Initialisation of Redis event loop

Redis event loop is defined by a variable aeEventLoop *el of server struct variable. For more details of the struct, you can read this article.

To initialise eventLoop, the initServer() func is called by main(). In this function, server.el is initialised by calling aeCreateEventLoop() defined in ae.c.

/* server.c */
void initServer(void) {
  ...

   server.el = aeCreateEventLoop(server.maxclients+CONFIG_FDSET_INCR);

  ...

}

Here’s some important aeEventLoop fields defined in ae.h:

typedef struct aeEventLoop
{
    int maxfd;
    long long timeEventNextId;
    aeFileEvent events[AE_SETSIZE]; /* Registered events */
    aeFiredEvent fired[AE_SETSIZE]; /* Fired events */
    aeTimeEvent *timeEventHead;
    int stop;
    void *apidata; /* This is used for polling API specific data */
    aeBeforeSleepProc *beforesleep;
} aeEventLoop;

aeCreateEventLoop calls aeApiCreate which mallocs aeApiState that has two fields — epfd that holds the epoll file descriptor returned by a call from epoll_create and events that is of type struct epoll_event. These are defined by the Linux epoll library.

■ **CHALLENGE 1**:
Reproduce the part of the Redis event loop excerpt between "typedef struct aeEventLoop" and "Linux epoll library.", inclusive.
The listing has no connection to the Redis event loop excerpt.

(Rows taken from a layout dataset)

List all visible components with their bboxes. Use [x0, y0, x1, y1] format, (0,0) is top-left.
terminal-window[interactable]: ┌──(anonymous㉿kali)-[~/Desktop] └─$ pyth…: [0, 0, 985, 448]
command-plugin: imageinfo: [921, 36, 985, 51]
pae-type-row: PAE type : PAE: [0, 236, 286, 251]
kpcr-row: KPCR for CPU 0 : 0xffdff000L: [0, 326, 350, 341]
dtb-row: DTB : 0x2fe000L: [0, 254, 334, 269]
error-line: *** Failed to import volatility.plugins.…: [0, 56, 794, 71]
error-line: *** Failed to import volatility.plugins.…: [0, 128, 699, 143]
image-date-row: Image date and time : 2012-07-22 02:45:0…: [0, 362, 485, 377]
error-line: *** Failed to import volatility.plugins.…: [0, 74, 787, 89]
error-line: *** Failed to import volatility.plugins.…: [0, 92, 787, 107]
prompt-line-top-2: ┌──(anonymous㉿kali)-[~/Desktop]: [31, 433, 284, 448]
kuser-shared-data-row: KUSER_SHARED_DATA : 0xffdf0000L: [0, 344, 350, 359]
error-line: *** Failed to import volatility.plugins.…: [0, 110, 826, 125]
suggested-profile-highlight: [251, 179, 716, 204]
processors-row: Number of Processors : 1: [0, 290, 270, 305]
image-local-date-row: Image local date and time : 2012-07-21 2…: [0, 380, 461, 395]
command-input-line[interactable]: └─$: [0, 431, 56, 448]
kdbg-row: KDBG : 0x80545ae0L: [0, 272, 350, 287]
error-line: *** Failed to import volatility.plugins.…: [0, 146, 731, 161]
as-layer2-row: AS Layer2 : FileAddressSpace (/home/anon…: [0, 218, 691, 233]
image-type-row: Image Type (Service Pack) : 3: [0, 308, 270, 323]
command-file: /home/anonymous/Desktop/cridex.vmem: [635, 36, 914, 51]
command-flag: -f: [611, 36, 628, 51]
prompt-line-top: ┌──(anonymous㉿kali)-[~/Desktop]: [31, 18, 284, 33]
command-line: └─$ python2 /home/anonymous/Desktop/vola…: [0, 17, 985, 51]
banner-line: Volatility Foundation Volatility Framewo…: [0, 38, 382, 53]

■ **CHALLENGE 2**:
In the listing, take the lines from its first line through the line holding "dtb-row: DTB : 0x2fe000L: [0, 254, 334, 269]", inclusive, and substitute "clickable" for "interactable" with everything else left as is. Return only those lines.

■ **FULL ANSWER 1**:
typedef struct aeEventLoop
{
    int maxfd;
    long long timeEventNextId;
    aeFileEvent events[AE_SETSIZE]; /* Registered events */
    aeFiredEvent fired[AE_SETSIZE]; /* Fired events */
    aeTimeEvent *timeEventHead;
    int stop;
    void *apidata; /* This is used for polling API specific data */
    aeBeforeSleepProc *beforesleep;
} aeEventLoop;

aeCreateEventLoop calls aeApiCreate which mallocs aeApiState that has two fields — epfd that holds the epoll file descriptor returned by a call from epoll_create and events that is of type struct epoll_event. These are defined by the Linux epoll library.

■ **FULL ANSWER 2**:
List all visible components with their bboxes. Use [x0, y0, x1, y1] format, (0,0) is top-left.
terminal-window[clickable]: ┌──(anonymous㉿kali)-[~/Desktop] └─$ pyth…: [0, 0, 985, 448]
command-plugin: imageinfo: [921, 36, 985, 51]
pae-type-row: PAE type : PAE: [0, 236, 286, 251]
kpcr-row: KPCR for CPU 0 : 0xffdff000L: [0, 326, 350, 341]
dtb-row: DTB : 0x2fe000L: [0, 254, 334, 269]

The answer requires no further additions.